DIRECTION -
Search the records below for the word "name" and show every line where it occurs.

Collection entries -
#####

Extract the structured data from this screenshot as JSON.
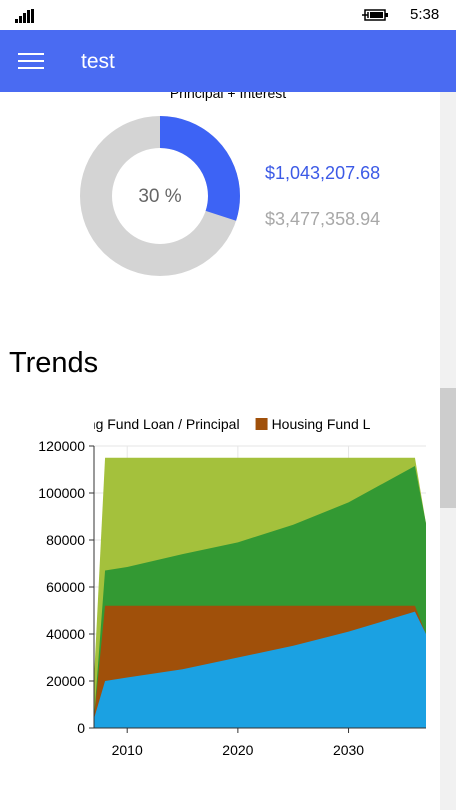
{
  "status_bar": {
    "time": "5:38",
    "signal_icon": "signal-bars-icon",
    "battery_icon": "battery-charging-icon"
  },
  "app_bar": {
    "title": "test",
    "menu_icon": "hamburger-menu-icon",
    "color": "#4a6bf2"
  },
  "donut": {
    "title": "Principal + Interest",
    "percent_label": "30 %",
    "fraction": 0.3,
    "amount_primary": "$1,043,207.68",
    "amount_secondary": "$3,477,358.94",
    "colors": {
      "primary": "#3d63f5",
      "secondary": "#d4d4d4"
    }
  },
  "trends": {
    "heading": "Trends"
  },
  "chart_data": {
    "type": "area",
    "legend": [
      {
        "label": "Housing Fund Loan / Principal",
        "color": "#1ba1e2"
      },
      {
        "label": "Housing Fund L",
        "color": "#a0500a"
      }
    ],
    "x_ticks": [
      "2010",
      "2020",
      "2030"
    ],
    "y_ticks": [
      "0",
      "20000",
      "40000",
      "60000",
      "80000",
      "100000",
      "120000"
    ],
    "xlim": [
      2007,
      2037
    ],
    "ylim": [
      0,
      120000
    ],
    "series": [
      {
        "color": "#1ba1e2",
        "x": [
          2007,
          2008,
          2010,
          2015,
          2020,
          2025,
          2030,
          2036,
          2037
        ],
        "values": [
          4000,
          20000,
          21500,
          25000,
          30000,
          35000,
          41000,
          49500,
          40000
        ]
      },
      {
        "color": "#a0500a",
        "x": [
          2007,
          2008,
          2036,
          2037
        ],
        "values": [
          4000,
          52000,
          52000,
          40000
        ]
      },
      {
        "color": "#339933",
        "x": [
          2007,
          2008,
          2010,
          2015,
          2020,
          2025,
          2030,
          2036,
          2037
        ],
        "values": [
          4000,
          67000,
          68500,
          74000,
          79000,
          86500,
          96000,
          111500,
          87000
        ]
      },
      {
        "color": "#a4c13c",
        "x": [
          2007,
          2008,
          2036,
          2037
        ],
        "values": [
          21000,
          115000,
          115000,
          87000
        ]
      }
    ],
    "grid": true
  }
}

#####

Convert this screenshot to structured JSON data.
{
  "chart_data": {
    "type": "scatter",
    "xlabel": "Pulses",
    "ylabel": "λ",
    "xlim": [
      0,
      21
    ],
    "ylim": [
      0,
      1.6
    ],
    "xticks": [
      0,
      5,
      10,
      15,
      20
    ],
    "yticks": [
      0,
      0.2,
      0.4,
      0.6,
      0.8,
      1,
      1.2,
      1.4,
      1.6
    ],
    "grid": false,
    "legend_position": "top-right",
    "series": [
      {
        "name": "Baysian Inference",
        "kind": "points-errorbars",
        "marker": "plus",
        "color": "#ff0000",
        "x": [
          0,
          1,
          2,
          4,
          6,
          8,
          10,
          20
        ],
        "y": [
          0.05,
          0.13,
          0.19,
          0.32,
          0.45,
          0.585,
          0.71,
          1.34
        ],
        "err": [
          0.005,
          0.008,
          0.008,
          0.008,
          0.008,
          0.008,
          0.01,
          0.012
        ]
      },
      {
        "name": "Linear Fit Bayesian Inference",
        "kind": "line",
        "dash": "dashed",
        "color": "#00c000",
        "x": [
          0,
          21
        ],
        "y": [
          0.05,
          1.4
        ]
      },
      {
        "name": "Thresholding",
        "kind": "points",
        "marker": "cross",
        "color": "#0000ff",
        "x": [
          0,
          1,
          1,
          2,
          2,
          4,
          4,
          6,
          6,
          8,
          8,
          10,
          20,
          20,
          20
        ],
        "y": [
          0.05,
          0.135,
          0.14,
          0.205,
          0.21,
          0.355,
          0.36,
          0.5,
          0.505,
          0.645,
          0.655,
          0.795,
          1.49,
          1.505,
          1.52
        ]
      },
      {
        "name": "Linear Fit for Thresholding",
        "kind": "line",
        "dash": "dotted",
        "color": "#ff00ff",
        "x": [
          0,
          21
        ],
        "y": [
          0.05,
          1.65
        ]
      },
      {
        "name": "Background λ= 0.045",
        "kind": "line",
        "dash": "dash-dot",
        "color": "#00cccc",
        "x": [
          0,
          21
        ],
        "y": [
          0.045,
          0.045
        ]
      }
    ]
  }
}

#####

RESULT FOR THIS TASK -
        "name": "Baysian Inference",
        "name": "Linear Fit Bayesian Inference",
        "name": "Thresholding",
        "name": "Linear Fit for Thresholding",
        "name": "Background λ= 0.045",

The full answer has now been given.